Provide an exact transcription of all the records.

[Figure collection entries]
--- start ---

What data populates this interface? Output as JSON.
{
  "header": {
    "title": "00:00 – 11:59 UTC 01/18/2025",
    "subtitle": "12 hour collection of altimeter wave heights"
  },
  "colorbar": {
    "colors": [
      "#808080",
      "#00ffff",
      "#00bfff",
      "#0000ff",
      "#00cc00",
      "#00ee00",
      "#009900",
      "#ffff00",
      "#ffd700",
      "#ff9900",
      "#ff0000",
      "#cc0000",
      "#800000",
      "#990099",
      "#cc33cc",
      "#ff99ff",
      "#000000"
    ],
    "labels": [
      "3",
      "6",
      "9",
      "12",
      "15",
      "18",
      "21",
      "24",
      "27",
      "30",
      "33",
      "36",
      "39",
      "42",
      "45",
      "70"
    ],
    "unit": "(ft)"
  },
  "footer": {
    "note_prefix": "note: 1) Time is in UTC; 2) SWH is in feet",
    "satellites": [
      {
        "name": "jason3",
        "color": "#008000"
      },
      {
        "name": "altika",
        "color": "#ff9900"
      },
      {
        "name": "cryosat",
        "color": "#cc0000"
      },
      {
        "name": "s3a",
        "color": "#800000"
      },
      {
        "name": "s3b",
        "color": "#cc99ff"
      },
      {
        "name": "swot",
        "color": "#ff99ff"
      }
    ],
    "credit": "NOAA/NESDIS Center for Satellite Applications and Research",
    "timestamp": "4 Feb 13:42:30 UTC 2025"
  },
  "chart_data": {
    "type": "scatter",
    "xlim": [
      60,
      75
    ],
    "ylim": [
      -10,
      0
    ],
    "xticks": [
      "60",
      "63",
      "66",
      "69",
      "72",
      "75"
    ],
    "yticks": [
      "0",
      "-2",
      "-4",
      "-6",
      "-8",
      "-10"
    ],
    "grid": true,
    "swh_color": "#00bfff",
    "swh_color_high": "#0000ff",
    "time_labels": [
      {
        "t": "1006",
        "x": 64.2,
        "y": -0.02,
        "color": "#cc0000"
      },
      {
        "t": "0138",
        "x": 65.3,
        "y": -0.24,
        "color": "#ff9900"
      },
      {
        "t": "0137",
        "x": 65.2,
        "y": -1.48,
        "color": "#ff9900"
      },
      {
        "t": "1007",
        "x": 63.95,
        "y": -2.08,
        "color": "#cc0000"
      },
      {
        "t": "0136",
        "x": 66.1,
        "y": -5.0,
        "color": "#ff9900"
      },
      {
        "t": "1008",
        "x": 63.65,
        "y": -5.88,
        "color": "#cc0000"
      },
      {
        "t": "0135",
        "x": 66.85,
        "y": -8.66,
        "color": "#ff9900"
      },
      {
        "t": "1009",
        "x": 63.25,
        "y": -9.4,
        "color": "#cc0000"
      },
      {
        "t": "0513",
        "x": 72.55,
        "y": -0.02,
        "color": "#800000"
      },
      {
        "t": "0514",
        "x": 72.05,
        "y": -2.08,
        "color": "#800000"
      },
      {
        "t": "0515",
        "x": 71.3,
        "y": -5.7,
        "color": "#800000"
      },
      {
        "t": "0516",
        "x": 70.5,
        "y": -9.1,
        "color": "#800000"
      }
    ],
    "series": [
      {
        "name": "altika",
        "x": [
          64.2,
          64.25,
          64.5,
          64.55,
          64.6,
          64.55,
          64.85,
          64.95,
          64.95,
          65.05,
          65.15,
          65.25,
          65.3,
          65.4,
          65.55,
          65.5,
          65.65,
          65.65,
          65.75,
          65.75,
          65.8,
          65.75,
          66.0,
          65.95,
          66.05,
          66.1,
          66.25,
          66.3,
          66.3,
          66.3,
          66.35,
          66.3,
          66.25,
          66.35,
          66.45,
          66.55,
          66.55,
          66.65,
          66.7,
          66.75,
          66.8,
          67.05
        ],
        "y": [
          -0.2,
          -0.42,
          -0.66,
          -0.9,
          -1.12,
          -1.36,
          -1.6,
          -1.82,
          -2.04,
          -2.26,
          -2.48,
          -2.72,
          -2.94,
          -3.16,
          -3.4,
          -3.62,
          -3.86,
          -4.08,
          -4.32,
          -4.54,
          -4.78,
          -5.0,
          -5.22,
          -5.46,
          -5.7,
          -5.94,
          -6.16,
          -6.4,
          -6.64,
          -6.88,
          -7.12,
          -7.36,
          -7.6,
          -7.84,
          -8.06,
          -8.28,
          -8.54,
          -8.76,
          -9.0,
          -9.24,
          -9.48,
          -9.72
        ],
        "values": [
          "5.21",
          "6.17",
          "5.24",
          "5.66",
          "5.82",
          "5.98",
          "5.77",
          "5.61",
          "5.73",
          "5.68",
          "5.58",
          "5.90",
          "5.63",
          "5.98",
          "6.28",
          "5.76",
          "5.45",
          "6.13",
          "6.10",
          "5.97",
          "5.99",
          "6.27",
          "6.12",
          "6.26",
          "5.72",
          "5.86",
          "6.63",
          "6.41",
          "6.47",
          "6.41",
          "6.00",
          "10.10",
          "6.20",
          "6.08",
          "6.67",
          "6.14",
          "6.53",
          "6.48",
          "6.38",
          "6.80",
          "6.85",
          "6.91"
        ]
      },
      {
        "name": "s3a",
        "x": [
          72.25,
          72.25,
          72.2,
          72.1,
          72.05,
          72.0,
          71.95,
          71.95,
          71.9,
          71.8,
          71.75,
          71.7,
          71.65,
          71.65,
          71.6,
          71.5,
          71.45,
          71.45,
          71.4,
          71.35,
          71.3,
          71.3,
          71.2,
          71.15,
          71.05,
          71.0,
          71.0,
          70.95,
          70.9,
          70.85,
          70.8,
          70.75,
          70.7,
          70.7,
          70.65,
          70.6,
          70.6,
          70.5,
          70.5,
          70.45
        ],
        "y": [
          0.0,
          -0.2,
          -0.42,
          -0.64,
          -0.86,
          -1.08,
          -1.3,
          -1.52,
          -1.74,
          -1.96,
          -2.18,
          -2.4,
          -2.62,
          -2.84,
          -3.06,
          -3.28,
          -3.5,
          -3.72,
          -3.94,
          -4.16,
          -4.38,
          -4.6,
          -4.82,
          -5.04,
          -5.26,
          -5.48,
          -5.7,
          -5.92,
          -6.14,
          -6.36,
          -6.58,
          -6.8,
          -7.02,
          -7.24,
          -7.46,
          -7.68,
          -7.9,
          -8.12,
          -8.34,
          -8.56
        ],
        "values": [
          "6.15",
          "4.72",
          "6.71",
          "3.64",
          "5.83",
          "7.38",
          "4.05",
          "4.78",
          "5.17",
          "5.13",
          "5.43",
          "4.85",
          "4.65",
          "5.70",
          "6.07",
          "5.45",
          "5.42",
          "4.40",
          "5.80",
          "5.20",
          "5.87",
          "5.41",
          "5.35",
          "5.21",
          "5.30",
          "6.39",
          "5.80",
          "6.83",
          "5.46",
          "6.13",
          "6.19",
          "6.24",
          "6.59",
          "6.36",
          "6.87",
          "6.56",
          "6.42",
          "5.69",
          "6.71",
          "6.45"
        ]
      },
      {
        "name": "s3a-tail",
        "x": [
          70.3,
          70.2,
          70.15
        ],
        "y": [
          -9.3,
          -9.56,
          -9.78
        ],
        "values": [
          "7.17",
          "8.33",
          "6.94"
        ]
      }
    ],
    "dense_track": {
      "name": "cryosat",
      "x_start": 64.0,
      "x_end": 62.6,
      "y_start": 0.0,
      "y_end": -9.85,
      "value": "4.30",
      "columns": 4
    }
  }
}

--- end ---

→ Solution for this exercise:
What data populates this interface? Output as JSON.
{
  "header": {
    "title": "00:00 – 11:59 UTC 01/18/2025",
    "subtitle": "12 hour collection of altimeter wave heights"
  },
  "colorbar": {
    "colors": [
      "#808080",
      "#00ffff",
      "#00bfff",
      "#0000ff",
      "#00cc00",
      "#00ee00",
      "#009900",
      "#ffff00",
      "#ffd700",
      "#ff9900",
      "#ff0000",
      "#cc0000",
      "#800000",
      "#990099",
      "#cc33cc",
      "#ff99ff",
      "#000000"
    ],
    "labels": [
      "3",
      "6",
      "9",
      "12",
      "15",
      "18",
      "21",
      "24",
      "27",
      "30",
      "33",
      "36",
      "39",
      "42",
      "45",
      "70"
    ],
    "unit": "(ft)"
  },
  "footer": {
    "note_prefix": "note: 1) Time is in UTC; 2) SWH is in feet",
    "satellites": [
      {
        "name": "jason3",
        "color": "#008000"
      },
      {
        "name": "altika",
        "color": "#ff9900"
      },
      {
        "name": "cryosat",
        "color": "#cc0000"
      },
      {
        "name": "s3a",
        "color": "#800000"
      },
      {
        "name": "s3b",
        "color": "#cc99ff"
      },
      {
        "name": "swot",
        "color": "#ff99ff"
      }
    ],
    "credit": "NOAA/NESDIS Center for Satellite Applications and Research",
    "timestamp": "4 Feb 13:42:30 UTC 2025"
  },
  "chart_data": {
    "type": "scatter",
    "xlim": [
      60,
      75
    ],
    "ylim": [
      -10,
      0
    ],
    "xticks": [
      "60",
      "63",
      "66",
      "69",
      "72",
      "75"
    ],
    "yticks": [
      "0",
      "-2",
      "-4",
      "-6",
      "-8",
      "-10"
    ],
    "grid": true,
    "swh_color": "#00bfff",
    "swh_color_high": "#0000ff",
    "time_labels": [
      {
        "t": "1006",
        "x": 64.2,
        "y": -0.02,
        "color": "#cc0000"
      },
      {
        "t": "0138",
        "x": 65.3,
        "y": -0.24,
        "color": "#ff9900"
      },
      {
        "t": "0137",
        "x": 65.2,
        "y": -1.48,
        "color": "#ff9900"
      },
      {
        "t": "1007",
        "x": 63.95,
        "y": -2.08,
        "color": "#cc0000"
      },
      {
        "t": "0136",
        "x": 66.1,
        "y": -5.0,
        "color": "#ff9900"
      },
      {
        "t": "1008",
        "x": 63.65,
        "y": -5.88,
        "color": "#cc0000"
      },
      {
        "t": "0135",
        "x": 66.85,
        "y": -8.66,
        "color": "#ff9900"
      },
      {
        "t": "1009",
        "x": 63.25,
        "y": -9.4,
        "color": "#cc0000"
      },
      {
        "t": "0513",
        "x": 72.55,
        "y": -0.02,
        "color": "#800000"
      },
      {
        "t": "0514",
        "x": 72.05,
        "y": -2.08,
        "color": "#800000"
      },
      {
        "t": "0515",
        "x": 71.3,
        "y": -5.7,
        "color": "#800000"
      },
      {
        "t": "0516",
        "x": 70.5,
        "y": -9.1,
        "color": "#800000"
      }
    ],
    "series": [
      {
        "name": "altika",
        "x": [
          64.2,
          64.25,
          64.5,
          64.55,
          64.6,
          64.55,
          64.85,
          64.95,
          64.95,
          65.05,
          65.15,
          65.25,
          65.3,
          65.4,
          65.55,
          65.5,
          65.65,
          65.65,
          65.75,
          65.75,
          65.8,
          65.75,
          66.0,
          65.95,
          66.05,
          66.1,
          66.25,
          66.3,
          66.3,
          66.3,
          66.35,
          66.3,
          66.25,
          66.35,
          66.45,
          66.55,
          66.55,
          66.65,
          66.7,
          66.75,
          66.8,
          67.05
        ],
        "y": [
          -0.2,
          -0.42,
          -0.66,
          -0.9,
          -1.12,
          -1.36,
          -1.6,
          -1.82,
          -2.04,
          -2.26,
          -2.48,
          -2.72,
          -2.94,
          -3.16,
          -3.4,
          -3.62,
          -3.86,
          -4.08,
          -4.32,
          -4.54,
          -4.78,
          -5.0,
          -5.22,
          -5.46,
          -5.7,
          -5.94,
          -6.16,
          -6.4,
          -6.64,
          -6.88,
          -7.12,
          -7.36,
          -7.6,
          -7.84,
          -8.06,
          -8.28,
          -8.54,
          -8.76,
          -9.0,
          -9.24,
          -9.48,
          -9.72
        ],
        "values": [
          "5.21",
          "6.17",
          "5.24",
          "5.66",
          "5.82",
          "5.98",
          "5.77",
          "5.61",
          "5.73",
          "5.68",
          "5.58",
          "5.90",
          "5.63",
          "5.98",
          "6.28",
          "5.76",
          "5.45",
          "6.13",
          "6.10",
          "5.97",
          "5.99",
          "6.27",
          "6.12",
          "6.26",
          "5.72",
          "5.86",
          "6.63",
          "6.41",
          "6.47",
          "6.41",
          "6.00",
          "10.10",
          "6.20",
          "6.08",
          "6.67",
          "6.14",
          "6.53",
          "6.48",
          "6.38",
          "6.80",
          "6.85",
          "6.91"
        ]
      },
      {
        "name": "s3a",
        "x": [
          72.25,
          72.25,
          72.2,
          72.1,
          72.05,
          72.0,
          71.95,
          71.95,
          71.9,
          71.8,
          71.75,
          71.7,
          71.65,
          71.65,
          71.6,
          71.5,
          71.45,
          71.45,
          71.4,
          71.35,
          71.3,
          71.3,
          71.2,
          71.15,
          71.05,
          71.0,
          71.0,
          70.95,
          70.9,
          70.85,
          70.8,
          70.75,
          70.7,
          70.7,
          70.65,
          70.6,
          70.6,
          70.5,
          70.5,
          70.45
        ],
        "y": [
          0.0,
          -0.2,
          -0.42,
          -0.64,
          -0.86,
          -1.08,
          -1.3,
          -1.52,
          -1.74,
          -1.96,
          -2.18,
          -2.4,
          -2.62,
          -2.84,
          -3.06,
          -3.28,
          -3.5,
          -3.72,
          -3.94,
          -4.16,
          -4.38,
          -4.6,
          -4.82,
          -5.04,
          -5.26,
          -5.48,
          -5.7,
          -5.92,
          -6.14,
          -6.36,
          -6.58,
          -6.8,
          -7.02,
          -7.24,
          -7.46,
          -7.68,
          -7.9,
          -8.12,
          -8.34,
          -8.56
        ],
        "values": [
          "6.15",
          "4.72",
          "6.71",
          "3.64",
          "5.83",
          "7.38",
          "4.05",
          "4.78",
          "5.17",
          "5.13",
          "5.43",
          "4.85",
          "4.65",
          "5.70",
          "6.07",
          "5.45",
          "5.42",
          "4.40",
          "5.80",
          "5.20",
          "5.87",
          "5.41",
          "5.35",
          "5.21",
          "5.30",
          "6.39",
          "5.80",
          "6.83",
          "5.46",
          "6.13",
          "6.19",
          "6.24",
          "6.59",
          "6.36",
          "6.87",
          "6.56",
          "6.42",
          "5.69",
          "6.71",
          "6.45"
        ]
      },
      {
        "name": "s3a-tail",
        "x": [
          70.3,
          70.2,
          70.15
        ],
        "y": [
          -9.3,
          -9.56,
          -9.78
        ],
        "values": [
          "7.17",
          "8.33",
          "6.94"
        ]
      }
    ],
    "dense_track": {
      "name": "cryosat",
      "x_start": 64.0,
      "x_end": 62.6,
      "y_start": 0.0,
      "y_end": -9.85,
      "value": "4.30",
      "columns": 4
    }
  }
}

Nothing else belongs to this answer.